■ **DO THIS**: Transcribe the material in full, exactly as written.

□ □ □

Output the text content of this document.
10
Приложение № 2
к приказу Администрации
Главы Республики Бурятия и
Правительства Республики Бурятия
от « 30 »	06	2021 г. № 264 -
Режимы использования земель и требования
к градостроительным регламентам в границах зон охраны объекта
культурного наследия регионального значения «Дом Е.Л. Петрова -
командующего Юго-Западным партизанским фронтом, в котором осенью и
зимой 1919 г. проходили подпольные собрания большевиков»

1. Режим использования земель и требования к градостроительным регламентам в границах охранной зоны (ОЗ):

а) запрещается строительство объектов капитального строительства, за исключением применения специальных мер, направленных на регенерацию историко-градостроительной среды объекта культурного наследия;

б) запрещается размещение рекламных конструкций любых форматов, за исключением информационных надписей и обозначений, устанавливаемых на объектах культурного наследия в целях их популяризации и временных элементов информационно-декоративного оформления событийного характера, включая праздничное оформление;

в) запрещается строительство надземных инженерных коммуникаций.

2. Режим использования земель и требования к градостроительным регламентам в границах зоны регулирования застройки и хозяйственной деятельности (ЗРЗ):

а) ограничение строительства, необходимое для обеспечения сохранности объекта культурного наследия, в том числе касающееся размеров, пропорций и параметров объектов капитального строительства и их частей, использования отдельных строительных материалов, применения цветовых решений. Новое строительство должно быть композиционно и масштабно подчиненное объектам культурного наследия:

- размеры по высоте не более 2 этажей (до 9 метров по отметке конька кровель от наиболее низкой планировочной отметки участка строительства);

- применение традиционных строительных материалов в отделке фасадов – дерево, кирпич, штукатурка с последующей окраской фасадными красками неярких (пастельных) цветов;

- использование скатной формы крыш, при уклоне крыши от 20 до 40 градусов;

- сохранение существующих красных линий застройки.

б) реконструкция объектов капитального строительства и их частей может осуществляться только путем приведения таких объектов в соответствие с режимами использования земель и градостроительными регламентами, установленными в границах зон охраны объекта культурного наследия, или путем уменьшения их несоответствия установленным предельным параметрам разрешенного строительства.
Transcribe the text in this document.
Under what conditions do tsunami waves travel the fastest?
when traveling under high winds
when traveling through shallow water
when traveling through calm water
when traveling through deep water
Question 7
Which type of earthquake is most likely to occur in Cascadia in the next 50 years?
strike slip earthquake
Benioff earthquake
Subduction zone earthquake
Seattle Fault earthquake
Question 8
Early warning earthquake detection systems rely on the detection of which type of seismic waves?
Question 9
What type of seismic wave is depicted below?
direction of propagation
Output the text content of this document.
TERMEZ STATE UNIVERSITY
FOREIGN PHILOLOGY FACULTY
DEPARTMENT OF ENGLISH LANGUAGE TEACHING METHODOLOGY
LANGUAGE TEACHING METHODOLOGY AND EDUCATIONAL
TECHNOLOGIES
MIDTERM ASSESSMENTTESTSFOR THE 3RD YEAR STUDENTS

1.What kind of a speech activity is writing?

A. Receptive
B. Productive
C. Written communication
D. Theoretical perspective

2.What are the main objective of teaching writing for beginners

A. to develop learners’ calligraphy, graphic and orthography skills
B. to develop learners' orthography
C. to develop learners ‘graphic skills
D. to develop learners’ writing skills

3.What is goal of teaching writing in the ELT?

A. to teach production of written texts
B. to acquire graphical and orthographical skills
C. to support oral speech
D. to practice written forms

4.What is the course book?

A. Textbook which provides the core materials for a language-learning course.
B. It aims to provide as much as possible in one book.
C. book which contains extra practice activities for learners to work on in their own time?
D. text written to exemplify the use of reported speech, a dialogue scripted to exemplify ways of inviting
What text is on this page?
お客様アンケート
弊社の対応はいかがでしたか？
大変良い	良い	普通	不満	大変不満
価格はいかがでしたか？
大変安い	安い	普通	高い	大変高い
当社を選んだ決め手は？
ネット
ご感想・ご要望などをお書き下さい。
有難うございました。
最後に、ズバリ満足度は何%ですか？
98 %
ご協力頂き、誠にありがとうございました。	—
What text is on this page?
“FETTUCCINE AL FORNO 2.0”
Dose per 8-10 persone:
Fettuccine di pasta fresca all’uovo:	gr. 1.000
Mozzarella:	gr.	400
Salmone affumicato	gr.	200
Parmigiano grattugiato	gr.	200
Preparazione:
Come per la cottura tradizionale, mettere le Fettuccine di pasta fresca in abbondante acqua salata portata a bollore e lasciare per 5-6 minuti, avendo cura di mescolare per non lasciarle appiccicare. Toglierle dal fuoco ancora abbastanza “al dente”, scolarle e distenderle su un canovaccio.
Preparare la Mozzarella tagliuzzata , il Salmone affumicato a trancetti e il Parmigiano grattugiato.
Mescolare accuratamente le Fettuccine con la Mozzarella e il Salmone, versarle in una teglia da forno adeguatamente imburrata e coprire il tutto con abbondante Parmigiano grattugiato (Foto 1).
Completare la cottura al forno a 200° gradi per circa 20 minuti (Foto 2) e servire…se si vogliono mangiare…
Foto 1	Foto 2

□ □ □

■ **COMPLETED TASK**:
Output the text content of this document.
10
Приложение № 2
к приказу Администрации
Главы Республики Бурятия и
Правительства Республики Бурятия
от « 30 »	06	2021 г. № 264 -
Режимы использования земель и требования
к градостроительным регламентам в границах зон охраны объекта
культурного наследия регионального значения «Дом Е.Л. Петрова -
командующего Юго-Западным партизанским фронтом, в котором осенью и
зимой 1919 г. проходили подпольные собрания большевиков»

1. Режим использования земель и требования к градостроительным регламентам в границах охранной зоны (ОЗ):

а) запрещается строительство объектов капитального строительства, за исключением применения специальных мер, направленных на регенерацию историко-градостроительной среды объекта культурного наследия;

б) запрещается размещение рекламных конструкций любых форматов, за исключением информационных надписей и обозначений, устанавливаемых на объектах культурного наследия в целях их популяризации и временных элементов информационно-декоративного оформления событийного характера, включая праздничное оформление;

в) запрещается строительство надземных инженерных коммуникаций.

2. Режим использования земель и требования к градостроительным регламентам в границах зоны регулирования застройки и хозяйственной деятельности (ЗРЗ):

а) ограничение строительства, необходимое для обеспечения сохранности объекта культурного наследия, в том числе касающееся размеров, пропорций и параметров объектов капитального строительства и их частей, использования отдельных строительных материалов, применения цветовых решений. Новое строительство должно быть композиционно и масштабно подчиненное объектам культурного наследия:

- размеры по высоте не более 2 этажей (до 9 метров по отметке конька кровель от наиболее низкой планировочной отметки участка строительства);

- применение традиционных строительных материалов в отделке фасадов – дерево, кирпич, штукатурка с последующей окраской фасадными красками неярких (пастельных) цветов;

- использование скатной формы крыш, при уклоне крыши от 20 до 40 градусов;

- сохранение существующих красных линий застройки.

б) реконструкция объектов капитального строительства и их частей может осуществляться только путем приведения таких объектов в соответствие с режимами использования земель и градостроительными регламентами, установленными в границах зон охраны объекта культурного наследия, или путем уменьшения их несоответствия установленным предельным параметрам разрешенного строительства.
Transcribe the text in this document.
Under what conditions do tsunami waves travel the fastest?
when traveling under high winds
when traveling through shallow water
when traveling through calm water
when traveling through deep water
Question 7
Which type of earthquake is most likely to occur in Cascadia in the next 50 years?
strike slip earthquake
Benioff earthquake
Subduction zone earthquake
Seattle Fault earthquake
Question 8
Early warning earthquake detection systems rely on the detection of which type of seismic waves?
Question 9
What type of seismic wave is depicted below?
direction of propagation
Output the text content of this document.
TERMEZ STATE UNIVERSITY
FOREIGN PHILOLOGY FACULTY
DEPARTMENT OF ENGLISH LANGUAGE TEACHING METHODOLOGY
LANGUAGE TEACHING METHODOLOGY AND EDUCATIONAL
TECHNOLOGIES
MIDTERM ASSESSMENTTESTSFOR THE 3RD YEAR STUDENTS

1.What kind of a speech activity is writing?

A. Receptive
B. Productive
C. Written communication
D. Theoretical perspective

2.What are the main objective of teaching writing for beginners

A. to develop learners’ calligraphy, graphic and orthography skills
B. to develop learners' orthography
C. to develop learners ‘graphic skills
D. to develop learners’ writing skills

3.What is goal of teaching writing in the ELT?

A. to teach production of written texts
B. to acquire graphical and orthographical skills
C. to support oral speech
D. to practice written forms

4.What is the course book?

A. Textbook which provides the core materials for a language-learning course.
B. It aims to provide as much as possible in one book.
C. book which contains extra practice activities for learners to work on in their own time?
D. text written to exemplify the use of reported speech, a dialogue scripted to exemplify ways of inviting
What text is on this page?
お客様アンケート
弊社の対応はいかがでしたか？
大変良い	良い	普通	不満	大変不満
価格はいかがでしたか？
大変安い	安い	普通	高い	大変高い
当社を選んだ決め手は？
ネット
ご感想・ご要望などをお書き下さい。
有難うございました。
最後に、ズバリ満足度は何%ですか？
98 %
ご協力頂き、誠にありがとうございました。	—
What text is on this page?
“FETTUCCINE AL FORNO 2.0”
Dose per 8-10 persone:
Fettuccine di pasta fresca all’uovo:	gr. 1.000
Mozzarella:	gr.	400
Salmone affumicato	gr.	200
Parmigiano grattugiato	gr.	200
Preparazione:
Come per la cottura tradizionale, mettere le Fettuccine di pasta fresca in abbondante acqua salata portata a bollore e lasciare per 5-6 minuti, avendo cura di mescolare per non lasciarle appiccicare. Toglierle dal fuoco ancora abbastanza “al dente”, scolarle e distenderle su un canovaccio.
Preparare la Mozzarella tagliuzzata , il Salmone affumicato a trancetti e il Parmigiano grattugiato.
Mescolare accuratamente le Fettuccine con la Mozzarella e il Salmone, versarle in una teglia da forno adeguatamente imburrata e coprire il tutto con abbondante Parmigiano grattugiato (Foto 1).
Completare la cottura al forno a 200° gradi per circa 20 minuti (Foto 2) e servire…se si vogliono mangiare…
Foto 1	Foto 2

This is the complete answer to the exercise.